Data listing
::::::::
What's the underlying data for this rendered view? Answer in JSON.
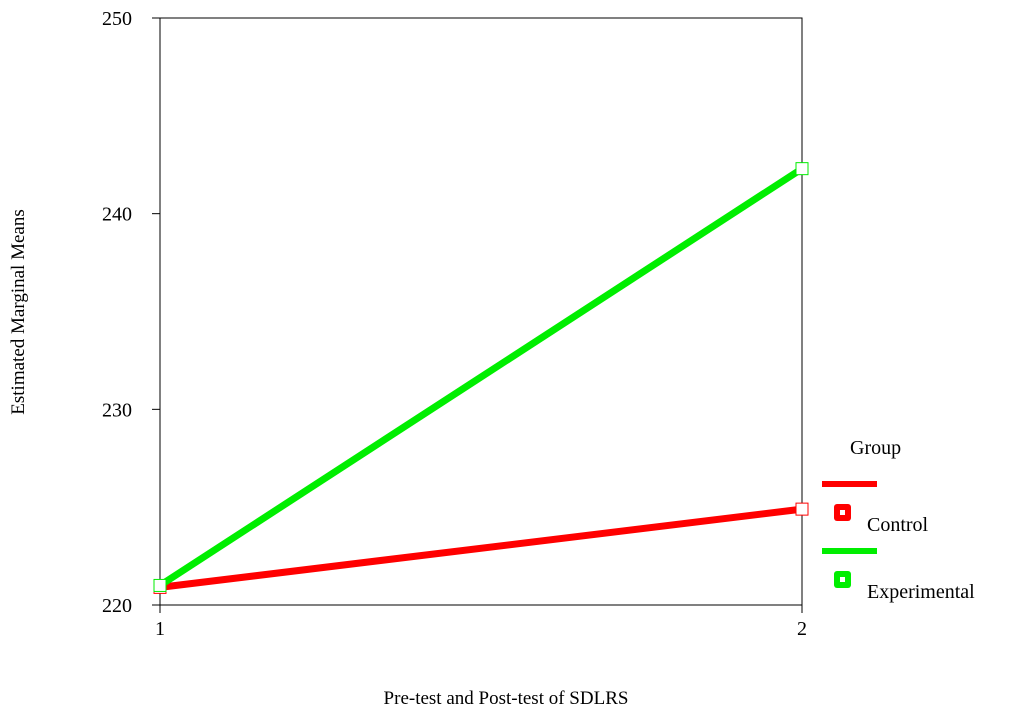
{
  "chart_data": {
    "type": "line",
    "x": [
      1,
      2
    ],
    "xlabel": "Pre-test and Post-test of SDLRS",
    "ylabel": "Estimated Marginal Means",
    "xlim": [
      1,
      2
    ],
    "ylim": [
      220,
      250
    ],
    "x_ticks": [
      "1",
      "2"
    ],
    "y_ticks": [
      "220",
      "230",
      "240",
      "250"
    ],
    "grid": false,
    "legend_title": "Group",
    "legend_position": "right",
    "series": [
      {
        "name": "Control",
        "values": [
          220.9,
          224.9
        ],
        "color": "#ff0000"
      },
      {
        "name": "Experimental",
        "values": [
          221.0,
          242.3
        ],
        "color": "#00ee00"
      }
    ]
  }
}
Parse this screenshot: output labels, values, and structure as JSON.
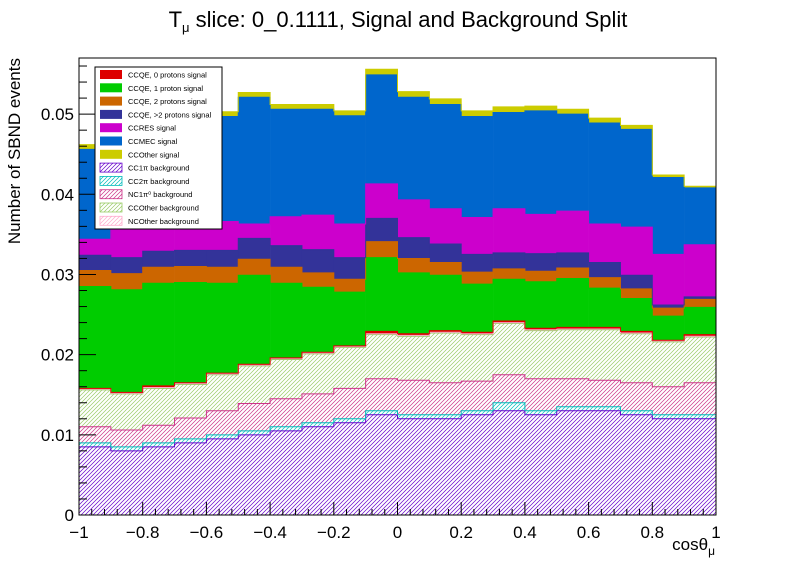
{
  "chart_data": {
    "type": "bar",
    "stacked": true,
    "title": {
      "prefix": "T",
      "subscript": "μ",
      "rest": " slice: 0_0.1111, Signal and Background Split"
    },
    "xlabel": {
      "main": "cosθ",
      "subscript": "μ"
    },
    "ylabel": "Number of SBND events",
    "xlim": [
      -1,
      1
    ],
    "ylim": [
      0,
      0.057
    ],
    "x_ticks": [
      -1,
      -0.8,
      -0.6,
      -0.4,
      -0.2,
      0,
      0.2,
      0.4,
      0.6,
      0.8,
      1
    ],
    "x_tick_labels": [
      "−1",
      "−0.8",
      "−0.6",
      "−0.4",
      "−0.2",
      "0",
      "0.2",
      "0.4",
      "0.6",
      "0.8",
      "1"
    ],
    "y_ticks": [
      0,
      0.01,
      0.02,
      0.03,
      0.04,
      0.05
    ],
    "y_tick_labels": [
      "0",
      "0.01",
      "0.02",
      "0.03",
      "0.04",
      "0.05"
    ],
    "grid": false,
    "legend_position": "top-left",
    "bin_edges": [
      -1,
      -0.9,
      -0.8,
      -0.7,
      -0.6,
      -0.5,
      -0.4,
      -0.3,
      -0.2,
      -0.1,
      0,
      0.1,
      0.2,
      0.3,
      0.4,
      0.5,
      0.6,
      0.7,
      0.8,
      0.9,
      1
    ],
    "stack_order": [
      "cc1pi_bg",
      "cc2pi_bg",
      "nc1pi0_bg",
      "ccother_bg",
      "ncother_bg",
      "ccqe0p",
      "ccqe1p",
      "ccqe2p",
      "ccqe3p",
      "ccres",
      "ccmec",
      "ccother"
    ],
    "series": [
      {
        "id": "ccqe0p",
        "name": "CCQE, 0 protons signal",
        "color": "#dd0000",
        "style": "solid",
        "values": [
          0.0001,
          0.0001,
          0.0002,
          0.0001,
          0.0001,
          0.0001,
          0.0001,
          0.0001,
          0.0001,
          0.0003,
          0.0002,
          0.0002,
          0.0002,
          0.0002,
          0.0002,
          0.0002,
          0.0002,
          0.0002,
          0.0001,
          0.0002
        ]
      },
      {
        "id": "ccqe1p",
        "name": "CCQE, 1 proton signal",
        "color": "#00cc00",
        "style": "solid",
        "values": [
          0.0127,
          0.0128,
          0.0128,
          0.0125,
          0.0112,
          0.0111,
          0.0093,
          0.0081,
          0.0067,
          0.0092,
          0.0076,
          0.0069,
          0.006,
          0.0052,
          0.0058,
          0.0061,
          0.0049,
          0.0041,
          0.003,
          0.0034
        ]
      },
      {
        "id": "ccqe2p",
        "name": "CCQE, 2 protons signal",
        "color": "#cc6600",
        "style": "solid",
        "values": [
          0.002,
          0.002,
          0.002,
          0.002,
          0.002,
          0.002,
          0.002,
          0.0018,
          0.0016,
          0.002,
          0.0018,
          0.0016,
          0.0015,
          0.0013,
          0.0013,
          0.0013,
          0.0013,
          0.0012,
          0.001,
          0.001
        ]
      },
      {
        "id": "ccqe3p",
        "name": "CCQE, >2 protons signal",
        "color": "#333399",
        "style": "solid",
        "values": [
          0.0019,
          0.002,
          0.002,
          0.002,
          0.0021,
          0.0026,
          0.0027,
          0.0029,
          0.0027,
          0.0029,
          0.0026,
          0.0023,
          0.0022,
          0.002,
          0.0022,
          0.0019,
          0.0019,
          0.0017,
          0.0004,
          0.0003
        ]
      },
      {
        "id": "ccres",
        "name": "CCRES signal",
        "color": "#cc00cc",
        "style": "solid",
        "values": [
          0.002,
          0.004,
          0.0035,
          0.0032,
          0.0036,
          0.0018,
          0.0036,
          0.0043,
          0.0042,
          0.0043,
          0.0047,
          0.0044,
          0.0046,
          0.0055,
          0.0049,
          0.0052,
          0.0048,
          0.006,
          0.0063,
          0.0065
        ]
      },
      {
        "id": "ccmec",
        "name": "CCMEC signal",
        "color": "#0066cc",
        "style": "solid",
        "values": [
          0.0112,
          0.0125,
          0.013,
          0.0135,
          0.0131,
          0.0158,
          0.0134,
          0.0132,
          0.0135,
          0.0136,
          0.0128,
          0.013,
          0.0126,
          0.012,
          0.0129,
          0.0121,
          0.0126,
          0.0122,
          0.0096,
          0.0071
        ]
      },
      {
        "id": "ccother",
        "name": "CCOther signal",
        "color": "#cccc00",
        "style": "solid",
        "values": [
          0.0006,
          0.0006,
          0.0006,
          0.0006,
          0.0006,
          0.0006,
          0.0006,
          0.0006,
          0.0006,
          0.0007,
          0.0007,
          0.0007,
          0.0007,
          0.0007,
          0.0006,
          0.0006,
          0.0006,
          0.0005,
          0.0003,
          0.0002
        ]
      },
      {
        "id": "cc1pi_bg",
        "name": "CC1π background",
        "color": "#6600cc",
        "style": "hatch",
        "values": [
          0.0085,
          0.008,
          0.0085,
          0.009,
          0.0095,
          0.01,
          0.0105,
          0.011,
          0.0115,
          0.0125,
          0.012,
          0.012,
          0.0125,
          0.013,
          0.0125,
          0.013,
          0.013,
          0.0125,
          0.012,
          0.012
        ]
      },
      {
        "id": "cc2pi_bg",
        "name": "CC2π background",
        "color": "#00bbbb",
        "style": "hatch",
        "values": [
          0.0005,
          0.0005,
          0.0005,
          0.0005,
          0.0005,
          0.0005,
          0.0005,
          0.0005,
          0.0005,
          0.0005,
          0.0005,
          0.0005,
          0.0005,
          0.001,
          0.0005,
          0.0005,
          0.0005,
          0.0005,
          0.0005,
          0.0005
        ]
      },
      {
        "id": "nc1pi0_bg",
        "name": "NC1π⁰ background",
        "color": "#cc3388",
        "style": "hatch",
        "values": [
          0.002,
          0.0021,
          0.0022,
          0.0026,
          0.003,
          0.0034,
          0.0035,
          0.0036,
          0.0038,
          0.004,
          0.0043,
          0.004,
          0.0037,
          0.0035,
          0.004,
          0.0035,
          0.0033,
          0.0035,
          0.0035,
          0.004
        ]
      },
      {
        "id": "ccother_bg",
        "name": "CCOther background",
        "color": "#99cc66",
        "style": "hatch",
        "values": [
          0.0046,
          0.0045,
          0.0046,
          0.0042,
          0.0045,
          0.0047,
          0.0049,
          0.005,
          0.0051,
          0.0055,
          0.0055,
          0.0062,
          0.0058,
          0.0064,
          0.006,
          0.0061,
          0.0063,
          0.0061,
          0.0056,
          0.0057
        ]
      },
      {
        "id": "ncother_bg",
        "name": "NCOther background",
        "color": "#ffaacc",
        "style": "hatch",
        "values": [
          0.0001,
          0.0001,
          0.0001,
          0.0001,
          0.0001,
          0.0001,
          0.0001,
          0.0001,
          0.0001,
          0.0001,
          0.0001,
          0.0001,
          0.0001,
          0.0001,
          0.0001,
          0.0001,
          0.0001,
          0.0001,
          0.0001,
          0.0001
        ]
      }
    ]
  }
}
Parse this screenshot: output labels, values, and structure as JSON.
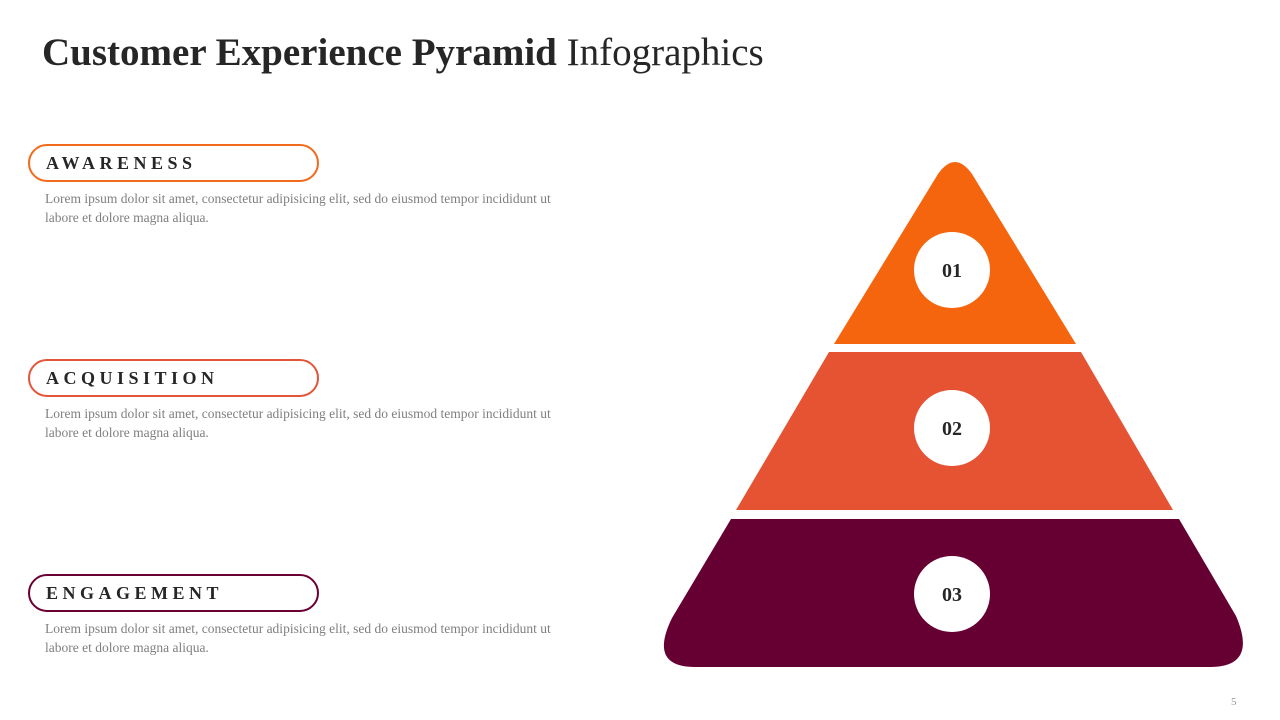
{
  "header": {
    "title_bold": "Customer Experience Pyramid",
    "title_regular": "Infographics"
  },
  "items": [
    {
      "label": "AWARENESS",
      "text": "Lorem ipsum dolor sit amet, consectetur adipisicing elit, sed do eiusmod tempor incididunt ut labore et dolore magna aliqua.",
      "number": "01"
    },
    {
      "label": "ACQUISITION",
      "text": "Lorem ipsum dolor sit amet, consectetur adipisicing elit, sed do eiusmod tempor incididunt ut labore et dolore magna aliqua.",
      "number": "02"
    },
    {
      "label": "ENGAGEMENT",
      "text": "Lorem ipsum dolor sit amet, consectetur adipisicing elit, sed do eiusmod tempor incididunt ut labore et dolore magna aliqua.",
      "number": "03"
    }
  ],
  "page_number": "5"
}
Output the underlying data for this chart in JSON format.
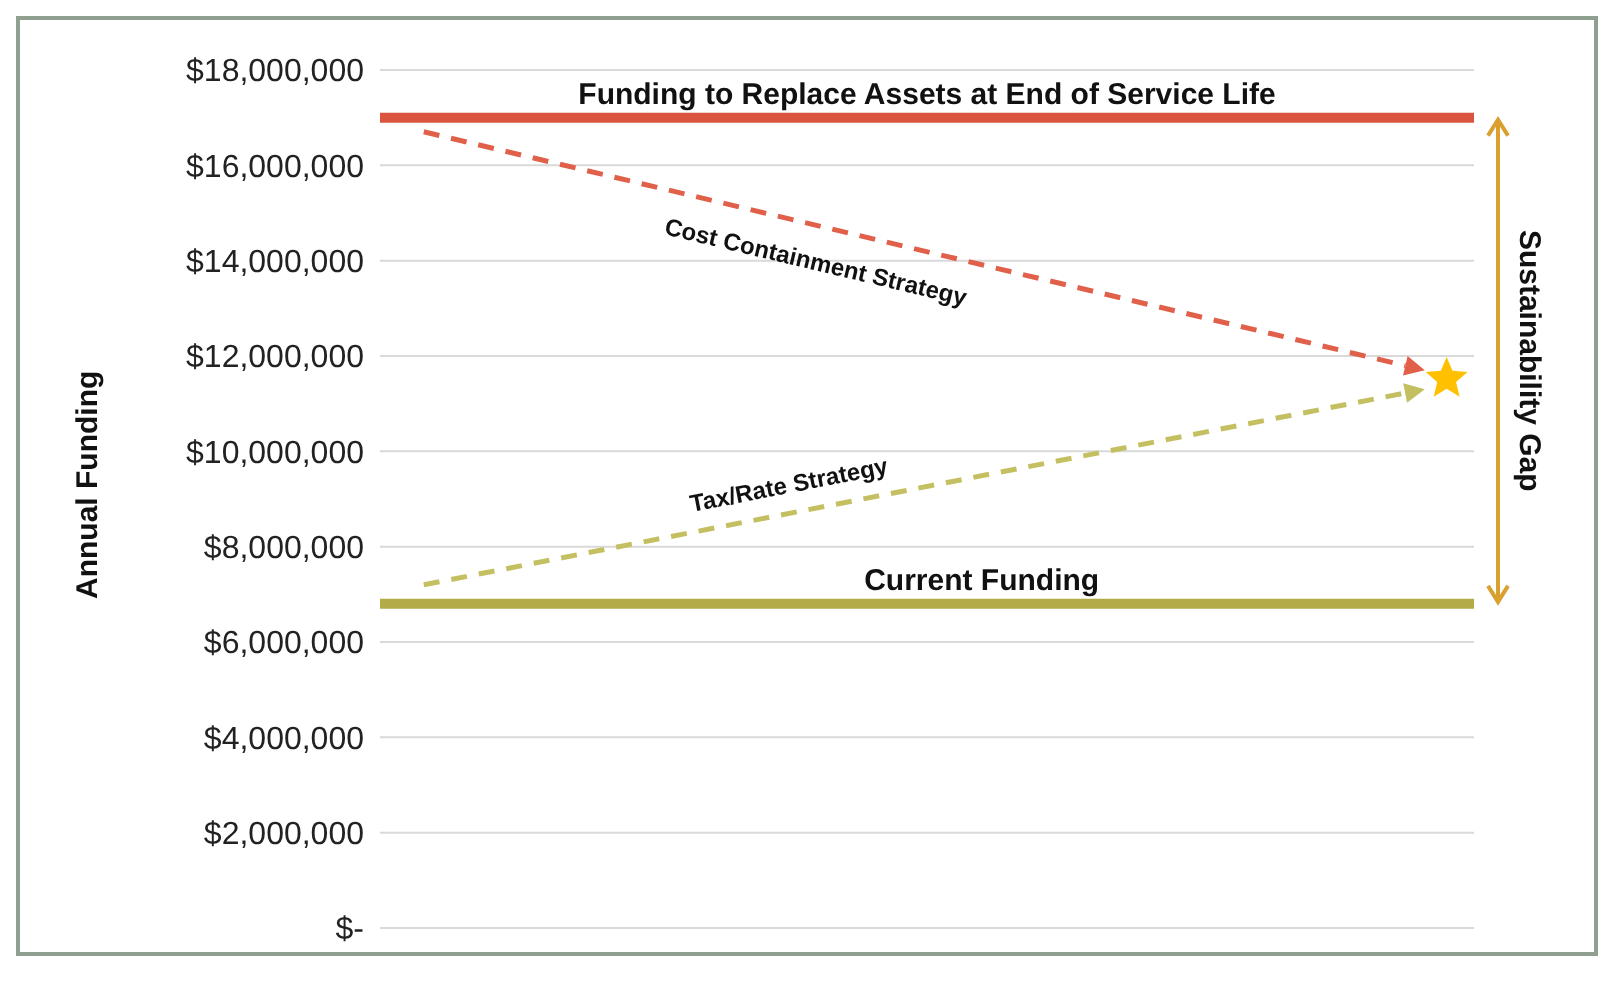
{
  "chart_data": {
    "type": "line",
    "ylabel": "Annual Funding",
    "categories": [
      null,
      null,
      null,
      null,
      null,
      null,
      null,
      null,
      null,
      null,
      null,
      null,
      null,
      null,
      null,
      null,
      null,
      null,
      null,
      null
    ],
    "series": [
      {
        "name": "Funding to Replace Assets at End of Service Life",
        "color": "#d9553f",
        "values": [
          17000000,
          17000000,
          17000000,
          17000000,
          17000000,
          17000000,
          17000000,
          17000000,
          17000000,
          17000000,
          17000000,
          17000000,
          17000000,
          17000000,
          17000000,
          17000000,
          17000000,
          17000000,
          17000000,
          17000000
        ]
      },
      {
        "name": "Current Funding",
        "color": "#b3ab48",
        "values": [
          6800000,
          6800000,
          6800000,
          6800000,
          6800000,
          6800000,
          6800000,
          6800000,
          6800000,
          6800000,
          6800000,
          6800000,
          6800000,
          6800000,
          6800000,
          6800000,
          6800000,
          6800000,
          6800000,
          6800000
        ]
      }
    ],
    "ylim": [
      0,
      18000000
    ],
    "yticks": [
      {
        "value": 0,
        "label": "$-"
      },
      {
        "value": 2000000,
        "label": "$2,000,000"
      },
      {
        "value": 4000000,
        "label": "$4,000,000"
      },
      {
        "value": 6000000,
        "label": "$6,000,000"
      },
      {
        "value": 8000000,
        "label": "$8,000,000"
      },
      {
        "value": 10000000,
        "label": "$10,000,000"
      },
      {
        "value": 12000000,
        "label": "$12,000,000"
      },
      {
        "value": 14000000,
        "label": "$14,000,000"
      },
      {
        "value": 16000000,
        "label": "$16,000,000"
      },
      {
        "value": 18000000,
        "label": "$18,000,000"
      }
    ],
    "grid": "y",
    "tick_labels": "y",
    "line_style": "solid",
    "annotations": [
      "Cost Containment Strategy",
      "Tax/Rate Strategy",
      "Sustainability Gap"
    ]
  }
}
::::::::
# Directions
Find the lines containing "ylabel" and pull them out.

# Exercise response
    "ylabel": "Estimated Marginal Means",
    "ylabel": "Number of SBND events",
    "ylabel": "Annual Funding",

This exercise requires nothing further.